Given request:
Write out all records as given; omit images.

Given information:

** begin **

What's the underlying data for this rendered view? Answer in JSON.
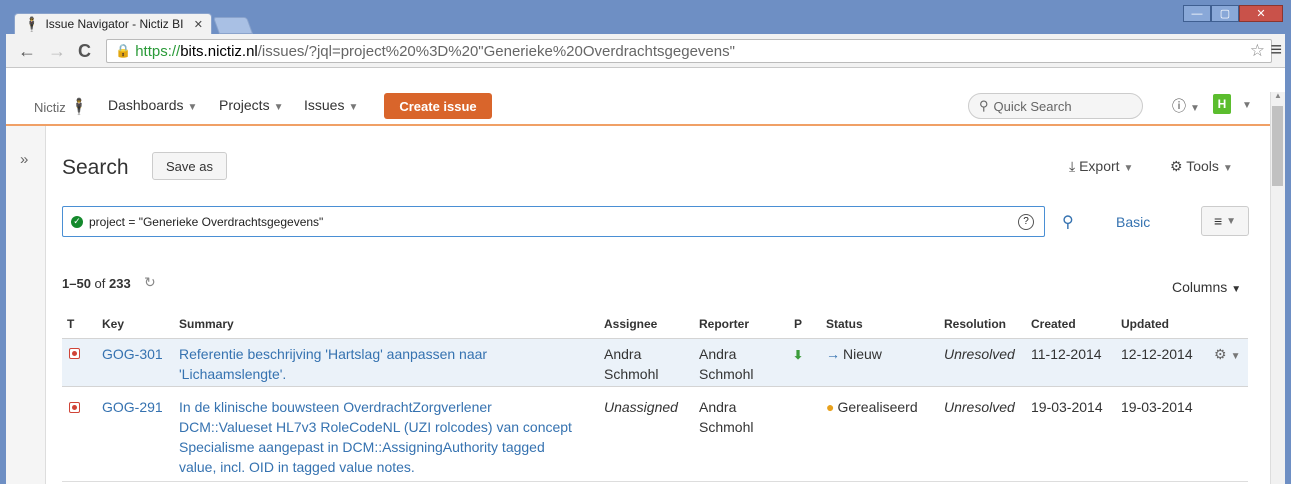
{
  "browser": {
    "tab_title": "Issue Navigator - Nictiz BI",
    "url_scheme": "https://",
    "url_host": "bits.nictiz.nl",
    "url_path": "/issues/?jql=project%20%3D%20\"Generieke%20Overdrachtsgegevens\""
  },
  "header": {
    "logo_text": "Nictiz",
    "nav": [
      "Dashboards",
      "Projects",
      "Issues"
    ],
    "create_label": "Create issue",
    "quick_search_placeholder": "Quick Search",
    "avatar_letter": "H"
  },
  "search": {
    "title": "Search",
    "save_as": "Save as",
    "export": "Export",
    "tools": "Tools",
    "jql": "project = \"Generieke Overdrachtsgegevens\"",
    "basic": "Basic",
    "range": "1–50",
    "of": "of",
    "total": "233",
    "columns": "Columns"
  },
  "table": {
    "headers": [
      "T",
      "Key",
      "Summary",
      "Assignee",
      "Reporter",
      "P",
      "Status",
      "Resolution",
      "Created",
      "Updated"
    ],
    "rows": [
      {
        "key": "GOG-301",
        "summary_lines": [
          "Referentie beschrijving 'Hartslag' aanpassen naar",
          "'Lichaamslengte'."
        ],
        "assignee_lines": [
          "Andra",
          "Schmohl"
        ],
        "reporter_lines": [
          "Andra",
          "Schmohl"
        ],
        "status": "Nieuw",
        "resolution": "Unresolved",
        "created": "11-12-2014",
        "updated": "12-12-2014"
      },
      {
        "key": "GOG-291",
        "summary_lines": [
          "In de klinische bouwsteen OverdrachtZorgverlener",
          "DCM::Valueset HL7v3 RoleCodeNL (UZI rolcodes) van concept",
          "Specialisme aangepast in DCM::AssigningAuthority tagged",
          "value, incl. OID in tagged value notes."
        ],
        "assignee": "Unassigned",
        "reporter_lines": [
          "Andra",
          "Schmohl"
        ],
        "status": "Gerealiseerd",
        "resolution": "Unresolved",
        "created": "19-03-2014",
        "updated": "19-03-2014"
      }
    ]
  }
}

** end **

Answer to the exercise:
What's the underlying data for this rendered view? Answer in JSON.
{
  "browser": {
    "tab_title": "Issue Navigator - Nictiz BI",
    "url_scheme": "https://",
    "url_host": "bits.nictiz.nl",
    "url_path": "/issues/?jql=project%20%3D%20\"Generieke%20Overdrachtsgegevens\""
  },
  "header": {
    "logo_text": "Nictiz",
    "nav": [
      "Dashboards",
      "Projects",
      "Issues"
    ],
    "create_label": "Create issue",
    "quick_search_placeholder": "Quick Search",
    "avatar_letter": "H"
  },
  "search": {
    "title": "Search",
    "save_as": "Save as",
    "export": "Export",
    "tools": "Tools",
    "jql": "project = \"Generieke Overdrachtsgegevens\"",
    "basic": "Basic",
    "range": "1–50",
    "of": "of",
    "total": "233",
    "columns": "Columns"
  },
  "table": {
    "headers": [
      "T",
      "Key",
      "Summary",
      "Assignee",
      "Reporter",
      "P",
      "Status",
      "Resolution",
      "Created",
      "Updated"
    ],
    "rows": [
      {
        "key": "GOG-301",
        "summary_lines": [
          "Referentie beschrijving 'Hartslag' aanpassen naar",
          "'Lichaamslengte'."
        ],
        "assignee_lines": [
          "Andra",
          "Schmohl"
        ],
        "reporter_lines": [
          "Andra",
          "Schmohl"
        ],
        "status": "Nieuw",
        "resolution": "Unresolved",
        "created": "11-12-2014",
        "updated": "12-12-2014"
      },
      {
        "key": "GOG-291",
        "summary_lines": [
          "In de klinische bouwsteen OverdrachtZorgverlener",
          "DCM::Valueset HL7v3 RoleCodeNL (UZI rolcodes) van concept",
          "Specialisme aangepast in DCM::AssigningAuthority tagged",
          "value, incl. OID in tagged value notes."
        ],
        "assignee": "Unassigned",
        "reporter_lines": [
          "Andra",
          "Schmohl"
        ],
        "status": "Gerealiseerd",
        "resolution": "Unresolved",
        "created": "19-03-2014",
        "updated": "19-03-2014"
      }
    ]
  }
}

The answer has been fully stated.